WHAT THE TASK REQUIRES
Determine how many lines contain the string "尼尔斯骑鹅历险记", then reply with that figure only.

*-*-*

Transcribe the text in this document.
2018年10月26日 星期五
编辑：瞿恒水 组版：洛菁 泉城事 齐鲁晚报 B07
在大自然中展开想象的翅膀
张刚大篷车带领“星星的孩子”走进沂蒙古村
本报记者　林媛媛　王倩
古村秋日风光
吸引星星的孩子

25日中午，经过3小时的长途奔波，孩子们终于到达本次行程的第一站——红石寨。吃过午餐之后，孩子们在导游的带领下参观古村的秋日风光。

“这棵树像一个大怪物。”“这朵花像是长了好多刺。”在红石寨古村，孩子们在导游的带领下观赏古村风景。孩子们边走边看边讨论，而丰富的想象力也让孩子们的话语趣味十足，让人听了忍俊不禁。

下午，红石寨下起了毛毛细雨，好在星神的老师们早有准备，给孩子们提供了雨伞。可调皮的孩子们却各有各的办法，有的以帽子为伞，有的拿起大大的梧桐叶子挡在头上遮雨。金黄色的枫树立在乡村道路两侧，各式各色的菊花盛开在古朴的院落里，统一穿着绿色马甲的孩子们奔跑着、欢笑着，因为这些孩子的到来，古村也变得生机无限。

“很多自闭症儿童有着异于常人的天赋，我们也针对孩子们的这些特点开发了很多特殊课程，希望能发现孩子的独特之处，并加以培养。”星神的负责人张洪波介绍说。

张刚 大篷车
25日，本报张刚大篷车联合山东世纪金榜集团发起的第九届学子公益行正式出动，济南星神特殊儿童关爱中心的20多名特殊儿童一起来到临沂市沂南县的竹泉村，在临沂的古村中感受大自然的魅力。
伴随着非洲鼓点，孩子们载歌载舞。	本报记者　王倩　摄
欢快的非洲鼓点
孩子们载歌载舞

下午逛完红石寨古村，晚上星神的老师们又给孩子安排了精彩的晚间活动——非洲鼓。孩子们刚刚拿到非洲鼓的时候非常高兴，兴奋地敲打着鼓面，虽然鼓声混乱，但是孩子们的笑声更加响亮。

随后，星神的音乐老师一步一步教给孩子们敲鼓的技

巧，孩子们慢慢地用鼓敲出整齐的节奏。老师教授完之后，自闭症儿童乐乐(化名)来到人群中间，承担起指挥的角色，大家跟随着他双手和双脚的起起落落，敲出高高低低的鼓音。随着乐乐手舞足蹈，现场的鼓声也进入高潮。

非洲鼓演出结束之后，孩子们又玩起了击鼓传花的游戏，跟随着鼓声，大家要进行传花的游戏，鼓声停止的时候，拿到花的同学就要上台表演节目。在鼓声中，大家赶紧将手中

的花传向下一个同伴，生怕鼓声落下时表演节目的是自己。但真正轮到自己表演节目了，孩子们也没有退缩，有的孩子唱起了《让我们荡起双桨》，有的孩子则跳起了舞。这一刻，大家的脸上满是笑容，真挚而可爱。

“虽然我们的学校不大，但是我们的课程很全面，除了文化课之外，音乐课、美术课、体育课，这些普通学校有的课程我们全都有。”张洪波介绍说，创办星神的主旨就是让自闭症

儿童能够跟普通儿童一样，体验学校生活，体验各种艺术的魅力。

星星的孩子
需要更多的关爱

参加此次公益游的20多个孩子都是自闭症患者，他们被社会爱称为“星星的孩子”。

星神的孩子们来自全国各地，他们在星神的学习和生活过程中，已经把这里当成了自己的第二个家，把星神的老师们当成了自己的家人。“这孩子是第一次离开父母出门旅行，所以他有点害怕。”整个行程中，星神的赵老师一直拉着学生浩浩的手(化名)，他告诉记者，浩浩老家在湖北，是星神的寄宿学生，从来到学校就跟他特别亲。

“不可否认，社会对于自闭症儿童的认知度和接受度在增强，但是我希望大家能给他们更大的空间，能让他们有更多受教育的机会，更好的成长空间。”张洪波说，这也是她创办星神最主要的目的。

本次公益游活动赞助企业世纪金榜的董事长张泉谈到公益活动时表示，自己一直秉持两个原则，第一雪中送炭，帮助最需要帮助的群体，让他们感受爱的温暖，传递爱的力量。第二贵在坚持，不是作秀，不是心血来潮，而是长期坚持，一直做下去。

*-*-*

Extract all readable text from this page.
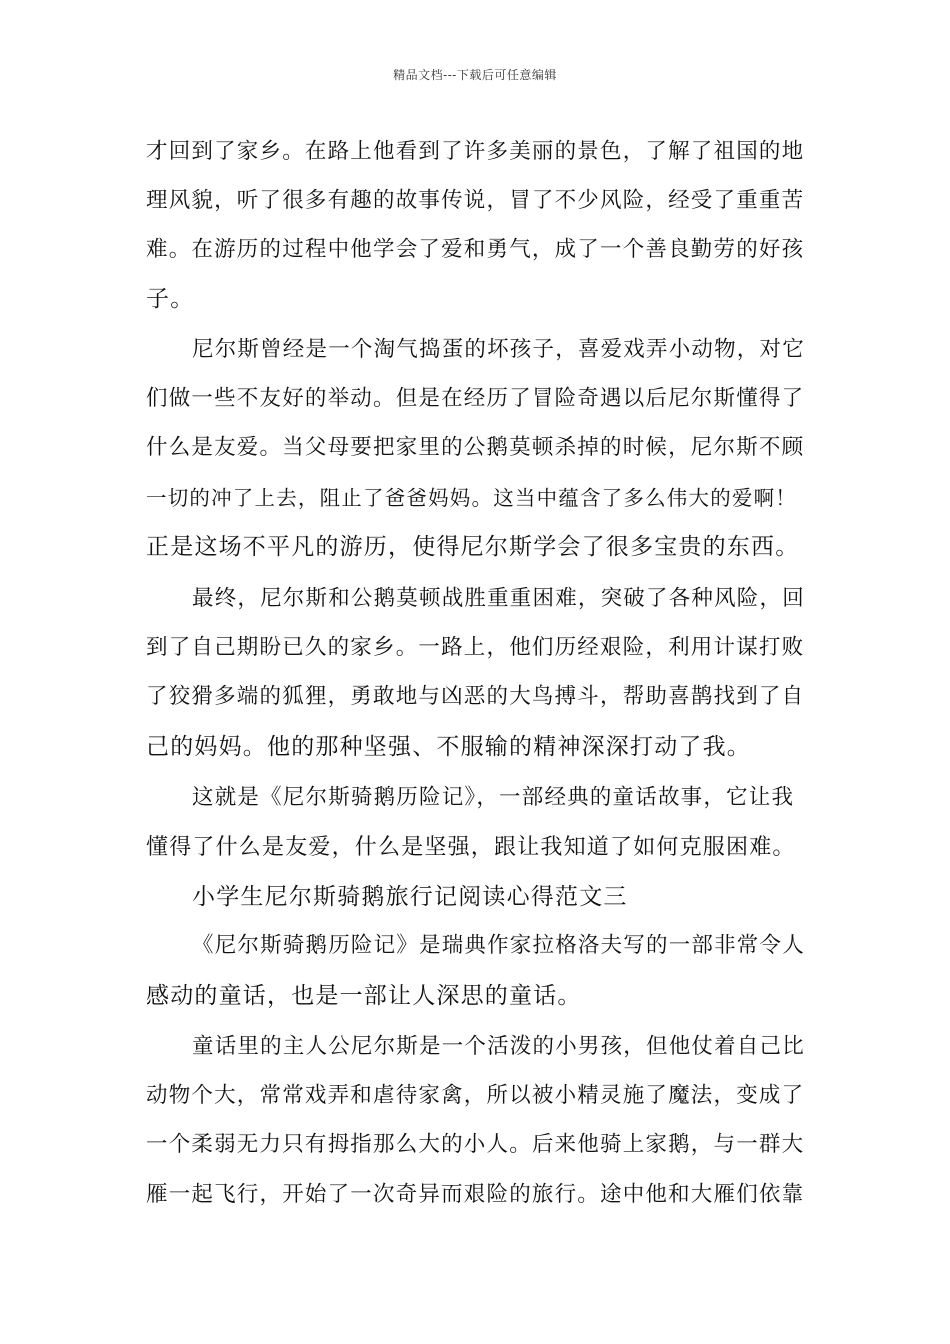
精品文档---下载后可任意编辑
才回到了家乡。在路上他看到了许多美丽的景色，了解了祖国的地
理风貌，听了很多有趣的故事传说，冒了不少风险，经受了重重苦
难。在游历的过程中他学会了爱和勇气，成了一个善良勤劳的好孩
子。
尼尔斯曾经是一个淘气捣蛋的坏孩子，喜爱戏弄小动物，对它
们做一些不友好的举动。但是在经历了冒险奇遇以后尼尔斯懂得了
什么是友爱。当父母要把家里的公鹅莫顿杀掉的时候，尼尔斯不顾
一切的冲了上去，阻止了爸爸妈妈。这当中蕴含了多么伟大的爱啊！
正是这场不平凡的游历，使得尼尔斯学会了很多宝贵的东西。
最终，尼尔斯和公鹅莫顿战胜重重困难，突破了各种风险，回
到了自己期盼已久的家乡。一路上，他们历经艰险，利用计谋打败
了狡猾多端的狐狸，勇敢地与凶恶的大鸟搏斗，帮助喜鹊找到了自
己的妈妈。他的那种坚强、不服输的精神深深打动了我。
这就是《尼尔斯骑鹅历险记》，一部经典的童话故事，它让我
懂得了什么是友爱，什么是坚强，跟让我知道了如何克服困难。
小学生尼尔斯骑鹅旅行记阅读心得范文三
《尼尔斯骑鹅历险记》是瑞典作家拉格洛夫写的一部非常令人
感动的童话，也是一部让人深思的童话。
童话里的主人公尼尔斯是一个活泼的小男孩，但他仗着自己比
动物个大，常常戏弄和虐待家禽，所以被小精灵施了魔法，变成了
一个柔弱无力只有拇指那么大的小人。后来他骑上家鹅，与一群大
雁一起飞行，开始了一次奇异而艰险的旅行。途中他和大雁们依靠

*-*-*

RESULT BELOW
2